▶ Task instructions
Copy every line of the data in which the word "values" occurs.

• • •

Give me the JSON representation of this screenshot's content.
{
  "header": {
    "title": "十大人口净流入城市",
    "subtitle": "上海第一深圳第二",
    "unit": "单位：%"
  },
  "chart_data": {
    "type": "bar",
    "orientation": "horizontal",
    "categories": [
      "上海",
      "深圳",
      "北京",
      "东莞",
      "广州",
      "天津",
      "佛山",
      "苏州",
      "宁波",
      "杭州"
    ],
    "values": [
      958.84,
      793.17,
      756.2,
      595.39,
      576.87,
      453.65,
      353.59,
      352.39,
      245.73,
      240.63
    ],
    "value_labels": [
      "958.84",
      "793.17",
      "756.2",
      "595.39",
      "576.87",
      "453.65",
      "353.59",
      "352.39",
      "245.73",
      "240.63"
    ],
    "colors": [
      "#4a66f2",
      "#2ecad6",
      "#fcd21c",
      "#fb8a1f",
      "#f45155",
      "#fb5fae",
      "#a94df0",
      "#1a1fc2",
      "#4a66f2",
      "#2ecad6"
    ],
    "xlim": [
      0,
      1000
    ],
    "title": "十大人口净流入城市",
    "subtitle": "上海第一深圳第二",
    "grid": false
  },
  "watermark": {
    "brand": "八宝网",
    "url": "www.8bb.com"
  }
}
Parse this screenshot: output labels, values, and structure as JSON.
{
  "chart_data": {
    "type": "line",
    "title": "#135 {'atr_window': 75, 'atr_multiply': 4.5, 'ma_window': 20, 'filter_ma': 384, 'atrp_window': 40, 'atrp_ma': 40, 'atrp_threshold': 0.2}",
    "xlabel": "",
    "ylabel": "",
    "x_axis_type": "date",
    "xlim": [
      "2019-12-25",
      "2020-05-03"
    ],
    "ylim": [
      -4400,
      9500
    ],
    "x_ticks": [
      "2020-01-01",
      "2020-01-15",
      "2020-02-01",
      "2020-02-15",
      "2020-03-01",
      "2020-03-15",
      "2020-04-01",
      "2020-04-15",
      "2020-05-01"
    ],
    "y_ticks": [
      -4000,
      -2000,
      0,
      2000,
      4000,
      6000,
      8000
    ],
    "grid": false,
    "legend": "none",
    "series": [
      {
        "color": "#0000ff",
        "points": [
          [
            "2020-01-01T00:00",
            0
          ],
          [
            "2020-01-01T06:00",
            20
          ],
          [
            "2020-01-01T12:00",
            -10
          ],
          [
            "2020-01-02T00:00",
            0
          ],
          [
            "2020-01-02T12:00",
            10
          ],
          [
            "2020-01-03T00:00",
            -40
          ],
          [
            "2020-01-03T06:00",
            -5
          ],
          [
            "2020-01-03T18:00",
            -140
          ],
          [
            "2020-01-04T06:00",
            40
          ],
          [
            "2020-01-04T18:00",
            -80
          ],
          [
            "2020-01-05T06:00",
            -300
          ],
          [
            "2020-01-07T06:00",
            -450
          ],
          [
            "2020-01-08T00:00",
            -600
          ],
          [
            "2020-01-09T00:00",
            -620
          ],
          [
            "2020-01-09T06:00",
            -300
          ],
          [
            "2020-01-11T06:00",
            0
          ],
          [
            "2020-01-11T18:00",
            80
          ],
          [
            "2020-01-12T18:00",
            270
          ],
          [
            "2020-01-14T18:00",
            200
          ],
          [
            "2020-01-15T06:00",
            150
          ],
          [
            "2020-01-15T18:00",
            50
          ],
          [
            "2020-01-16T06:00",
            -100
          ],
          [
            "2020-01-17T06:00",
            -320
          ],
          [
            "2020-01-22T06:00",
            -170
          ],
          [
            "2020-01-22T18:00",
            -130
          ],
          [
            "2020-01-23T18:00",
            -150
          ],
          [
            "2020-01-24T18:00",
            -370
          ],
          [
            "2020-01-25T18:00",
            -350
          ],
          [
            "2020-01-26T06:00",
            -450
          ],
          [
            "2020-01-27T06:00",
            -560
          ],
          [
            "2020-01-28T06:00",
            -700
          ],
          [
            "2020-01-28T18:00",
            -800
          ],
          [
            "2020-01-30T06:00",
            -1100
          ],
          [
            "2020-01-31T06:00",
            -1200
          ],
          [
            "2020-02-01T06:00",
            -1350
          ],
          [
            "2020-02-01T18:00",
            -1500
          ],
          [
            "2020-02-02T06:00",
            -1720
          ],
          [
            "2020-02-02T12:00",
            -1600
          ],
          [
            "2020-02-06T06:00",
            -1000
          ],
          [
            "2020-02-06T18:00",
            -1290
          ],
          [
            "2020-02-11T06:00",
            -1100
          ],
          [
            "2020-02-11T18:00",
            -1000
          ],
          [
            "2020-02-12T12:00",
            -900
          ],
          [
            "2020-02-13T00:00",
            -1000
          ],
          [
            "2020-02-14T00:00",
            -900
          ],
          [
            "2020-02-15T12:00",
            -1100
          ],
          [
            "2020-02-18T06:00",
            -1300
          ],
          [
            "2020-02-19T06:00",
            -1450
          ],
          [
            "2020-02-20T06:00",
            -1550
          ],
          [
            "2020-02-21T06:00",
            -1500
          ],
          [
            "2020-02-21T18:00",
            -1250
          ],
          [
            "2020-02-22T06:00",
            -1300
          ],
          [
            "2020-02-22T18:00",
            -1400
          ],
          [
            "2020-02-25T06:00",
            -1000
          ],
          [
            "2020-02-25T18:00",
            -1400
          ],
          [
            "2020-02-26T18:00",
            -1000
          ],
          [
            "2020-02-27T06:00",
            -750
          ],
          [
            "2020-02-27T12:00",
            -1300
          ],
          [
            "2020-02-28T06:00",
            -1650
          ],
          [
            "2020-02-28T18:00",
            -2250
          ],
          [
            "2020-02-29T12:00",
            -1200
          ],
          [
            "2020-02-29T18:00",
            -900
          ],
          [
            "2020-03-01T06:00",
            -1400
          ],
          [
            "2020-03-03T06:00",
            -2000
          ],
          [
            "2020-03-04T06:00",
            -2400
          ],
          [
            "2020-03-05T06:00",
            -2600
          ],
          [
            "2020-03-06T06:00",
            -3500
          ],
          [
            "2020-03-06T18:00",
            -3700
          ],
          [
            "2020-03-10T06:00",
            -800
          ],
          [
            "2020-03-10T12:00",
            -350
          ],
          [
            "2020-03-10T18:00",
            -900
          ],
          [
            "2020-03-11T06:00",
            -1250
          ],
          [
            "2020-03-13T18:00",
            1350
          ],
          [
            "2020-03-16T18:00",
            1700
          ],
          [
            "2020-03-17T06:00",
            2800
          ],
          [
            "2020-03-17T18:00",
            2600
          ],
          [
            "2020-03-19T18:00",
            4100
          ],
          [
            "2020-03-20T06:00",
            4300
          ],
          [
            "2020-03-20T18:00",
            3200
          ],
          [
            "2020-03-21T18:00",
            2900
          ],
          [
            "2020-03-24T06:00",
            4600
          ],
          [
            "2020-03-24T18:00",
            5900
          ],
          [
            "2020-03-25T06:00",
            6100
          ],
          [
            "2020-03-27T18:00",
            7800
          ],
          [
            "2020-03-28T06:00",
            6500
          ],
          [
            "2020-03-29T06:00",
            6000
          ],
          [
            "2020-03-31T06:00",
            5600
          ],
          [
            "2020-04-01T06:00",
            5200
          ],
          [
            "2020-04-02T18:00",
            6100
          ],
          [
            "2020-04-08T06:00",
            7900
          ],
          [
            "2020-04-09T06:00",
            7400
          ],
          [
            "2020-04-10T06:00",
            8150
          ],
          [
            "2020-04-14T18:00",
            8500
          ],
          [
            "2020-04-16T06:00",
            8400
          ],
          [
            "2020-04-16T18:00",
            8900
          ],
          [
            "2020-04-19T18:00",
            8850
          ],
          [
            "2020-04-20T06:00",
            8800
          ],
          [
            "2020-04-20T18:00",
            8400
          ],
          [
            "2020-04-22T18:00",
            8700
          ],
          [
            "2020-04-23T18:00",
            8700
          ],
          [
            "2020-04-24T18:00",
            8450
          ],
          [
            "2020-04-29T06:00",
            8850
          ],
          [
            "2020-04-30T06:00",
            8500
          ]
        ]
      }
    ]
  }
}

• • •

▶ Result of the exercise
    "values": [
Parse this screenshot: output labels, values, and structure as JSON.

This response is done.